===== Text

XLIFF (XML Localization Interchange File Format) is an XML-based format created to standardize the way localizable data are passed between tools during a localization process and a common format for CAT tool files. XLIFF was standardized by OASIS in 2002. The specification is aimed at the localization industry. It specifies elements and attributes to store content extracted from various original file formats and its corresponding translation. The goal was to abstract the localization skills from the engineering skills related to specific formats such as HTML.

MXLIFF (File Format)

MXLIFF is a native format of the Phrase translation platform used for translation projects. It is multilingual and contains lots of Phrase-specific metadata that allow tracking a translation unit, its origin and modification dates, the changes from a pre-inserted machine translation or translation memory match etc.

TBX (File Format)

TermBase eXchange is an international standard (ISO 30042:2008) for the representation of structured concept-oriented terminological data. TBX is copublished by ISO and the Localization Industry Standards Association (LISA). It is currently available as an ISO standard and as an open, industry standard, available at no charge. TBX defines an XML format for the exchange of terminology data and can be considered “an industry standard for terminology exchange”.

Basics: Translation Concepts and Workflows(s)

What is Computer-Assisted Translation?

Some content in this section of the FAQ was lifted and adapted from the Wikipedia article on computer-assisted translation.

Computer-assisted translation or CAT is a form of language translation in which a human translator uses computer hardware and software to support and facilitate the translation process. It is not to be confused with machine translation.

The automatic machine translation systems available today are not able to produce high-quality translations unaided: Their output must be edited by a human to correct errors and improve the quality of translation. Computer-assisted translation (CAT) incorporates that manual editing stage into the software, making translation an interactive process between human and computer.

What Tools Are Used in Computer-Assisted Translation?

==========
===== Dataset entries

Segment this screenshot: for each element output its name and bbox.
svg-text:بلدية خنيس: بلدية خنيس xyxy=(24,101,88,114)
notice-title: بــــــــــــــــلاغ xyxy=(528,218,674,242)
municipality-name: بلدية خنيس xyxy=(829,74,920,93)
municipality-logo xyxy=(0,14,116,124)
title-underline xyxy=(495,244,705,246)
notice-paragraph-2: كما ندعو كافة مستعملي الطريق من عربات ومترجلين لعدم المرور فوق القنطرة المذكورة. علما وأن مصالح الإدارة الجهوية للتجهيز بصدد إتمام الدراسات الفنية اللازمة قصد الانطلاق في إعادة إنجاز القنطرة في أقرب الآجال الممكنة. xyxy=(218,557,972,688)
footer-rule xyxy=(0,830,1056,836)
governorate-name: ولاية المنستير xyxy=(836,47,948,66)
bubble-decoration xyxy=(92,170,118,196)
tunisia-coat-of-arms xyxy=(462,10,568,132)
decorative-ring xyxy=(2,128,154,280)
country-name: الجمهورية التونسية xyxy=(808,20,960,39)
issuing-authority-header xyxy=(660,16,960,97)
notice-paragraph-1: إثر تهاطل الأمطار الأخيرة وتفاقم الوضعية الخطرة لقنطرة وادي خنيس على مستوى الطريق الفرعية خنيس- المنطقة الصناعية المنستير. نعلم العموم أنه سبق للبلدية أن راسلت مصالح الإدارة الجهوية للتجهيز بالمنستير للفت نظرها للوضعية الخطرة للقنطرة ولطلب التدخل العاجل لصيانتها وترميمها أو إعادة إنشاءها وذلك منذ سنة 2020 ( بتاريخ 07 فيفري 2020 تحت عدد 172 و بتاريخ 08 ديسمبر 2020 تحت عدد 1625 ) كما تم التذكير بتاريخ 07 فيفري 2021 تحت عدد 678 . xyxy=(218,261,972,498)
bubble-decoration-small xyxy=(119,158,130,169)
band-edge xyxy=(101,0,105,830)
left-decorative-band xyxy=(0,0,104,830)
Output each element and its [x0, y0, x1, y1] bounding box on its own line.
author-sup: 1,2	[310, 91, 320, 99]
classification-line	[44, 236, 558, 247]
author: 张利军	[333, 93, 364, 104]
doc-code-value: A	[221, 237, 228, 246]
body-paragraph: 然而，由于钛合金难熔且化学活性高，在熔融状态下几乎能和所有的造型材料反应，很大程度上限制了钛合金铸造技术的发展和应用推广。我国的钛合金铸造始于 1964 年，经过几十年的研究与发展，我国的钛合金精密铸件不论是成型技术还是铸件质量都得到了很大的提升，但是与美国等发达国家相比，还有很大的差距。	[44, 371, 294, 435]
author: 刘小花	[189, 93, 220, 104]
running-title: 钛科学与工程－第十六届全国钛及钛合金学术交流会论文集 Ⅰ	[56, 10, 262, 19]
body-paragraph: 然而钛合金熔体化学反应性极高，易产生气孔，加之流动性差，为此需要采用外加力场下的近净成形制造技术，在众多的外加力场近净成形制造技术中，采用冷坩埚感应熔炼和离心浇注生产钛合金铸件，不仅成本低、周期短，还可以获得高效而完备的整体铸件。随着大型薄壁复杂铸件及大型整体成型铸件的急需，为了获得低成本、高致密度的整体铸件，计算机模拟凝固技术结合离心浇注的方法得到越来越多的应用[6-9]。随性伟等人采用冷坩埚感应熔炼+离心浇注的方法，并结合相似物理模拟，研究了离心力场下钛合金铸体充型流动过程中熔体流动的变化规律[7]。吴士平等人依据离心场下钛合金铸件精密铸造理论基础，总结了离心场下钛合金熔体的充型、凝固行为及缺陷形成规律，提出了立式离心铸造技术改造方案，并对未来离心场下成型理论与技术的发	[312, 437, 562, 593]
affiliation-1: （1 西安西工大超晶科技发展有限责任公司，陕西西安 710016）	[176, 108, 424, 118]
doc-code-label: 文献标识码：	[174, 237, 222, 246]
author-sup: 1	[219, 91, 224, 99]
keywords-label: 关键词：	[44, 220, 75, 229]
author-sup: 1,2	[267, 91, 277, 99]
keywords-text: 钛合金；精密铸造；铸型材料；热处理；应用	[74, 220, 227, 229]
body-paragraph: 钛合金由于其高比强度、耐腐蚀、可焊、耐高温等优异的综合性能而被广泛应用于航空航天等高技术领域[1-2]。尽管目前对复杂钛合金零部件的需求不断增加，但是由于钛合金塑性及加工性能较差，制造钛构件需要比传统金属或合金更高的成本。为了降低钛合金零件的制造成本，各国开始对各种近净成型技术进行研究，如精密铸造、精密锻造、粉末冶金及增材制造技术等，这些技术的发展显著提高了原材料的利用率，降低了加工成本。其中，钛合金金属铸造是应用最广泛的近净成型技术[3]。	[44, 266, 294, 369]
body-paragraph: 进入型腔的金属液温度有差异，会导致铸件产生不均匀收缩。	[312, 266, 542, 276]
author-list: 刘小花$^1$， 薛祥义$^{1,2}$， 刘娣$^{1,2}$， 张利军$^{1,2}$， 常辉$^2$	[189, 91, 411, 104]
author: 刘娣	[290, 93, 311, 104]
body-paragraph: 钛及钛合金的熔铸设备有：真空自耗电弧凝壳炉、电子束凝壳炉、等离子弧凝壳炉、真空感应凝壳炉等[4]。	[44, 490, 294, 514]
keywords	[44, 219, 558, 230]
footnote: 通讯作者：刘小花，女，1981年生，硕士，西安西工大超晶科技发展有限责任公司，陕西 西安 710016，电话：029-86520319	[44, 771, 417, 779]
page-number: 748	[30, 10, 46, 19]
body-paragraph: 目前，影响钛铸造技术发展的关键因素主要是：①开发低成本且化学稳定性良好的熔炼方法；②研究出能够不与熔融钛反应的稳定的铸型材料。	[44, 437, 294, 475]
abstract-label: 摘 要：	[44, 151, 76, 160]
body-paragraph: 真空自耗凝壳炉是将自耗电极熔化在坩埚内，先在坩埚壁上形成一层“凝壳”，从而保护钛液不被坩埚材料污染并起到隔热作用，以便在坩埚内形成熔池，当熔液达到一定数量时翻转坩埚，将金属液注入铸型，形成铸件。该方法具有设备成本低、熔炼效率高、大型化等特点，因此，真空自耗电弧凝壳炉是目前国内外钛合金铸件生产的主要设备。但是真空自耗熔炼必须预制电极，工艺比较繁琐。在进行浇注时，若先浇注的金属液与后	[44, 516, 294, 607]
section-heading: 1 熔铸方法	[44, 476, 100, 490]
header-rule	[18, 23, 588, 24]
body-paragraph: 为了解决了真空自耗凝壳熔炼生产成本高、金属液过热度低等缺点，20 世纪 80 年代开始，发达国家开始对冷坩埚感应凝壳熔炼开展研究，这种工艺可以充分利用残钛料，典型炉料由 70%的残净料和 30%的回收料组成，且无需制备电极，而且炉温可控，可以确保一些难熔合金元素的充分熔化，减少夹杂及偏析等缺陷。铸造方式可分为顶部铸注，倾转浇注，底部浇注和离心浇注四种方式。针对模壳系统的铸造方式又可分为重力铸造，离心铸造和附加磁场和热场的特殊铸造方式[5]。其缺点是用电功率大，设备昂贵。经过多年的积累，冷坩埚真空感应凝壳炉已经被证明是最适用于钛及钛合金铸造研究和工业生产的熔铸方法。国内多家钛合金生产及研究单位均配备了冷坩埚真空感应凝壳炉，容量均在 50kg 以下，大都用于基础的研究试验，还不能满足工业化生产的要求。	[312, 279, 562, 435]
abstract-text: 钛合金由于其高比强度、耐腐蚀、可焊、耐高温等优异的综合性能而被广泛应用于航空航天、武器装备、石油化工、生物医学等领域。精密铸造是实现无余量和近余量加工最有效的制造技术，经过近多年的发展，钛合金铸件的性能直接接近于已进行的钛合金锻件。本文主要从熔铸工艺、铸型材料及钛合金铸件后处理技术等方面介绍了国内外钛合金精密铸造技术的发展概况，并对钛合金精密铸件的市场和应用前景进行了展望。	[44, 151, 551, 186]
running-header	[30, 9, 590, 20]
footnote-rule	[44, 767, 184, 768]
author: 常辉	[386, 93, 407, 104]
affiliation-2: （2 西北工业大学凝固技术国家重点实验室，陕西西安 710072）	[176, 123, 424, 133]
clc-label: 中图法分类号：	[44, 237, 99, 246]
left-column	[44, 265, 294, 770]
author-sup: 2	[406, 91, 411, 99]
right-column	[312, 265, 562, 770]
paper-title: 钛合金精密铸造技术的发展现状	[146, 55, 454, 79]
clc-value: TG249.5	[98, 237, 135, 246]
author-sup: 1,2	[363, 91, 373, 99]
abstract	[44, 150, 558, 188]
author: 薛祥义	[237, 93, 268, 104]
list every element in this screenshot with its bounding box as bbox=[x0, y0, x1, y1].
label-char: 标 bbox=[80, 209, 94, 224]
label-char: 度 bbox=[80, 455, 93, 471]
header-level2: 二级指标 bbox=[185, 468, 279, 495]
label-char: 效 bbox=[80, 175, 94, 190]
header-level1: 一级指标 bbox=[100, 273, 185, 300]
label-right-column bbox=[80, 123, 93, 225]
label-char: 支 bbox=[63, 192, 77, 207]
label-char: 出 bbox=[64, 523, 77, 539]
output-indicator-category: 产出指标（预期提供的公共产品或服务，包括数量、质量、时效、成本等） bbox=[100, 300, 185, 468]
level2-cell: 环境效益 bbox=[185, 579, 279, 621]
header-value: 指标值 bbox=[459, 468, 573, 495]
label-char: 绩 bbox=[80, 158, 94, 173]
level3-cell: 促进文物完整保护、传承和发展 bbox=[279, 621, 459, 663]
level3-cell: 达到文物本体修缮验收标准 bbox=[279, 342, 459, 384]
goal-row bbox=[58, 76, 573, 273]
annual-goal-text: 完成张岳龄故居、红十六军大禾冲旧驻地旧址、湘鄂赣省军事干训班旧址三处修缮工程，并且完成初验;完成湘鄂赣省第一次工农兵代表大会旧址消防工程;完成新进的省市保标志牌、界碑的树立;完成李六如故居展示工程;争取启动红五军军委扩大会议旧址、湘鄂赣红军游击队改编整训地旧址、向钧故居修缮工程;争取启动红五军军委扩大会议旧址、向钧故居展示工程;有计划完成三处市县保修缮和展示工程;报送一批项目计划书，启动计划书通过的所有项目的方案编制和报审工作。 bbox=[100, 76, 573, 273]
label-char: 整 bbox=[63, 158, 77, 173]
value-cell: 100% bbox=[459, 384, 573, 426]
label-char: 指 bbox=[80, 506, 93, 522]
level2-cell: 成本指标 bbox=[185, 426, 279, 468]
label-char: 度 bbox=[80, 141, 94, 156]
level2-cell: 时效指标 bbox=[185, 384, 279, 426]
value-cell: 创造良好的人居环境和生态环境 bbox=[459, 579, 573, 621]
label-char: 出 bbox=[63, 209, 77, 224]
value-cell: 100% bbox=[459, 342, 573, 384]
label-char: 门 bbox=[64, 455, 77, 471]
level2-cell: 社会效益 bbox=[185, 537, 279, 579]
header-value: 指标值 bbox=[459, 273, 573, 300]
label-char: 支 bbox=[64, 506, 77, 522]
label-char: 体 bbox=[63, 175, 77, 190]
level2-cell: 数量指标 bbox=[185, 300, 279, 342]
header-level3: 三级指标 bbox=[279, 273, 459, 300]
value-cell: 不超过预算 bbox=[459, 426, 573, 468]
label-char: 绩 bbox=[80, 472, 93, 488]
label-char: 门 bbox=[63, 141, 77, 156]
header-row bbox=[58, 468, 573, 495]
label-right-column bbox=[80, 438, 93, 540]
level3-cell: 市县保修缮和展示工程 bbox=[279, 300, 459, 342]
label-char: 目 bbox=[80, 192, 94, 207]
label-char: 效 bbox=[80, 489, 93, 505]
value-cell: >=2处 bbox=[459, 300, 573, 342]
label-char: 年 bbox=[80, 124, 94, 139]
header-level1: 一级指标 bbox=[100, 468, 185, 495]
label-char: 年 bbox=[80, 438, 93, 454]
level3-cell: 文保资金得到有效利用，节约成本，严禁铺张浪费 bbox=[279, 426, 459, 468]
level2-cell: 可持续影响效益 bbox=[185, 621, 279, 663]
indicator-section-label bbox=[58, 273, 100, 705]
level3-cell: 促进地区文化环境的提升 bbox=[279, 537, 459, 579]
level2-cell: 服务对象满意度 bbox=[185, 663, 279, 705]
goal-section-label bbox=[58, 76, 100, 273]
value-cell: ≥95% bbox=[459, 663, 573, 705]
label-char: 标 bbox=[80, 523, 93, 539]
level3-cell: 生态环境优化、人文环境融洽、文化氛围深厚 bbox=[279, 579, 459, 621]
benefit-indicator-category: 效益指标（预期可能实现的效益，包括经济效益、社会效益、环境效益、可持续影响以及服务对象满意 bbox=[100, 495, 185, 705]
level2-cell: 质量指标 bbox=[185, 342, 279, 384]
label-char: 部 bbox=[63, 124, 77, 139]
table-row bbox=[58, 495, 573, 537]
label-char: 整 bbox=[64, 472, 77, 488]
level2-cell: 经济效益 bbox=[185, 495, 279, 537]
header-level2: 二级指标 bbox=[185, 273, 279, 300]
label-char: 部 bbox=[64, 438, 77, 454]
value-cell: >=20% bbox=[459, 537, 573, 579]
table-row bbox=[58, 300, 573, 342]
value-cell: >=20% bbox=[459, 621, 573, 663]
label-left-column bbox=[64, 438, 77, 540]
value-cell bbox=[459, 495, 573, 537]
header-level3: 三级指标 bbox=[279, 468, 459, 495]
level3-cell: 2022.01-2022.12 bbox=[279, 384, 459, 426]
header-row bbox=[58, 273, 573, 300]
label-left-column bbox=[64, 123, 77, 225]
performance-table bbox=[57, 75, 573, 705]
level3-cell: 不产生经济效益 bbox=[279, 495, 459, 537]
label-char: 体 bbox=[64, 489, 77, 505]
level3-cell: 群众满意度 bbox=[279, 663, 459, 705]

==========

(Set of tasks):
**a.** In the text on translation file formats, copy the passage between "What is Computer-Assisted" and "with machine translation.", inclusive.
**b.** According to the text on translation file formats, which organization standardized XLIFF in 2002?

(Results for the exercise):
**a.**
What is Computer-Assisted Translation?

Some content in this section of the FAQ was lifted and adapted from the Wikipedia article on computer-assisted translation.

Computer-assisted translation or CAT is a form of language translation in which a human translator uses computer hardware and software to support and facilitate the translation process. It is not to be confused with machine translation.

**b.** OASIS